* [GIVEN REQUEST] Provide nothing but the number of lines containing the string "title".

┌──

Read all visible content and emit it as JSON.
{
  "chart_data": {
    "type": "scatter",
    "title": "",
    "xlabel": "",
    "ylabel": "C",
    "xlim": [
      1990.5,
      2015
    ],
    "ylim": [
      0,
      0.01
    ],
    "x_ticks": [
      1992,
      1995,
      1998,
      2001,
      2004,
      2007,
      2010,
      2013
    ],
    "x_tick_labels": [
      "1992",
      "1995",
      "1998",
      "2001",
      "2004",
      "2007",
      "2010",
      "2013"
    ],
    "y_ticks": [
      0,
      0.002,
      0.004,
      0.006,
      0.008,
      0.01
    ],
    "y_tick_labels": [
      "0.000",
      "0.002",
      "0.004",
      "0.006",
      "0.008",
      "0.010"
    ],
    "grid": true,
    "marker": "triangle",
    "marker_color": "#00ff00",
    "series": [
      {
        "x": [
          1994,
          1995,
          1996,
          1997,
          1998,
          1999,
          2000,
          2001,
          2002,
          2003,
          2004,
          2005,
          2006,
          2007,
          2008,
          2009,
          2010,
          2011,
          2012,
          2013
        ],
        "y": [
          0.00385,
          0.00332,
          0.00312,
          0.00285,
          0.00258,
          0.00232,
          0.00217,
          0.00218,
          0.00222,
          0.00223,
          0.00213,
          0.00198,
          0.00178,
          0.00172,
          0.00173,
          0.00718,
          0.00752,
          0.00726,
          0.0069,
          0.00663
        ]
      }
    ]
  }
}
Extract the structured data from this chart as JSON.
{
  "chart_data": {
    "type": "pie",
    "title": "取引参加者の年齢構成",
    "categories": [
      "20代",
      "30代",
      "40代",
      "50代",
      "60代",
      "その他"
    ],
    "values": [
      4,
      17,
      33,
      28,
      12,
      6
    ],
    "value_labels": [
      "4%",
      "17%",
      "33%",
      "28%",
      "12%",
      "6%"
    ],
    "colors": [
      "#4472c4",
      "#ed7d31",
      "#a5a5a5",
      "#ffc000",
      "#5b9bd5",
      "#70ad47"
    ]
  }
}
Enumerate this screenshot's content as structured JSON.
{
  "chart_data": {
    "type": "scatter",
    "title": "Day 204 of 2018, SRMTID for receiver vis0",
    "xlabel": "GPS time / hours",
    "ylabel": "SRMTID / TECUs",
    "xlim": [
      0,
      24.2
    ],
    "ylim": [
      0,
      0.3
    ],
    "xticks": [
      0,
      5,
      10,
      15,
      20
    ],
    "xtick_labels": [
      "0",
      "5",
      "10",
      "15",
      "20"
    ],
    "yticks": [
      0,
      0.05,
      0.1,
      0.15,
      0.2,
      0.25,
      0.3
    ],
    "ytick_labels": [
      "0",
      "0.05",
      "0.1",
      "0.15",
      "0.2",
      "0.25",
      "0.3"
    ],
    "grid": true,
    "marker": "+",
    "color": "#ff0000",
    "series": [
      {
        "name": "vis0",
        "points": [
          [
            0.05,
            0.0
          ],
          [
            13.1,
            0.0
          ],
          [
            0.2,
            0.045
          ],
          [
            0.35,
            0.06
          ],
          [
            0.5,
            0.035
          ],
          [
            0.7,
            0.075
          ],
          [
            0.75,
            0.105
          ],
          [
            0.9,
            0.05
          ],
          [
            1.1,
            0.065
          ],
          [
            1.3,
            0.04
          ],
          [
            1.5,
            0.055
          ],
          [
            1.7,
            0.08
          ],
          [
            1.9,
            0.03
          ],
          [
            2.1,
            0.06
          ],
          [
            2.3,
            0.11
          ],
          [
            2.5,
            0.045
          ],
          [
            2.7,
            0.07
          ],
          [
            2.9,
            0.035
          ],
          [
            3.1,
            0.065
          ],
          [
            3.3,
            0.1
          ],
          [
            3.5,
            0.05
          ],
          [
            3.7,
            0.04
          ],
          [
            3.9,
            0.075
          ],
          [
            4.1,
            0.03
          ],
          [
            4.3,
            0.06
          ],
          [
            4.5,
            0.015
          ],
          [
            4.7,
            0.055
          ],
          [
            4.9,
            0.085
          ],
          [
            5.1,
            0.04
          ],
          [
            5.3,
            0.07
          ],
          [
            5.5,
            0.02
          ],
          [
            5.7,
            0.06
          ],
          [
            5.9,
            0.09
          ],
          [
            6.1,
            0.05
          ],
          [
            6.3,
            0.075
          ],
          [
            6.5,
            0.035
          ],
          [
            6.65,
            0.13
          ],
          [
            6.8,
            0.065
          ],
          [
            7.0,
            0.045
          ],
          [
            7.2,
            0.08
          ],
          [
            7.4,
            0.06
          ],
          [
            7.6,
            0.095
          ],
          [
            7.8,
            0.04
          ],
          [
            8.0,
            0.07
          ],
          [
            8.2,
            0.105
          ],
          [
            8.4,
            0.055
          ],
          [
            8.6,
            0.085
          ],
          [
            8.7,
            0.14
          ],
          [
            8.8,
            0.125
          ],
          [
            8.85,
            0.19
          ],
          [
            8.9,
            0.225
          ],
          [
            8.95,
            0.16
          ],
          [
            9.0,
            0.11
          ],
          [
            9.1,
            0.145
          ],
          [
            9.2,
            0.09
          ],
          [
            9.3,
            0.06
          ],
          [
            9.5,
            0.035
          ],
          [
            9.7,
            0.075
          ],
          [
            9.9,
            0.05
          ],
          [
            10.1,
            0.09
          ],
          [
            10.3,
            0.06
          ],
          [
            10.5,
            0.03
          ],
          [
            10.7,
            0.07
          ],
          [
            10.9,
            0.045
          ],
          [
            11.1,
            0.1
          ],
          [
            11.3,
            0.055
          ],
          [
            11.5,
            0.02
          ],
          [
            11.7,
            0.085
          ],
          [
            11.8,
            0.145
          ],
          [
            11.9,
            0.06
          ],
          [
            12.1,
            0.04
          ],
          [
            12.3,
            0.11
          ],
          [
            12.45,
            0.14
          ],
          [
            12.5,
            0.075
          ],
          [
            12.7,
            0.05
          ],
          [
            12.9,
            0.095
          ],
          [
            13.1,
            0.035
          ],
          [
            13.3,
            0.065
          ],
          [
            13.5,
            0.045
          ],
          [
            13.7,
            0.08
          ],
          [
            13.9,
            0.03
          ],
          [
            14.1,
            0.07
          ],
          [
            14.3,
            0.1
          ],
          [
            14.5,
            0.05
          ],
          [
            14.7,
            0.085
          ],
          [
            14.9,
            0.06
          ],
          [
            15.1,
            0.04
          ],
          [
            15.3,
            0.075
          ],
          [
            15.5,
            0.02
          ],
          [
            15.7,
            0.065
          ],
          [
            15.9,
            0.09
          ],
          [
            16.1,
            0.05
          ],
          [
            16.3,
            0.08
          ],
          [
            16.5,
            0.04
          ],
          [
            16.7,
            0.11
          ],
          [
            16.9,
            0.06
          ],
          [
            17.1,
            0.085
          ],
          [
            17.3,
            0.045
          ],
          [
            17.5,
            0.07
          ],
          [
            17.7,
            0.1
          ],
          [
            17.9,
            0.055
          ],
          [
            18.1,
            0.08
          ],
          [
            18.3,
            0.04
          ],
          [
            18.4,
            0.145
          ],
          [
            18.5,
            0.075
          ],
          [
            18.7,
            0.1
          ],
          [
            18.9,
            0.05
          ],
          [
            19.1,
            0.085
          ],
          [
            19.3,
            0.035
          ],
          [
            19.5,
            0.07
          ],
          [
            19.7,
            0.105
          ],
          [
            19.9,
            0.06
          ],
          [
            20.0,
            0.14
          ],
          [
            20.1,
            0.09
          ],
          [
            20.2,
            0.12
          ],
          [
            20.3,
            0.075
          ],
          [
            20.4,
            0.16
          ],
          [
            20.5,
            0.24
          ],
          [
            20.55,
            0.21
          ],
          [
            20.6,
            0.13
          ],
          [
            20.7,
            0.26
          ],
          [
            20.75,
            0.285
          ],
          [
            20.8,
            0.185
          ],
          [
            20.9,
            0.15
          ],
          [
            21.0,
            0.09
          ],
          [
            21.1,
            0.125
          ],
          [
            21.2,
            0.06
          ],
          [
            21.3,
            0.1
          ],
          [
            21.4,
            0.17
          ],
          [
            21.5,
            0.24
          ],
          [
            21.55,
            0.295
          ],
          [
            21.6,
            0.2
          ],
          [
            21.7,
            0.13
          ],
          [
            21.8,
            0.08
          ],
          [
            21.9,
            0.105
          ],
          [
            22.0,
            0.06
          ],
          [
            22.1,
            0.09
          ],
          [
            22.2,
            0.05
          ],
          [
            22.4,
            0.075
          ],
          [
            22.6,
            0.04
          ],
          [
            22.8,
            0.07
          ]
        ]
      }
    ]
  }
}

└──

* [THE COMPLETED TASK] 3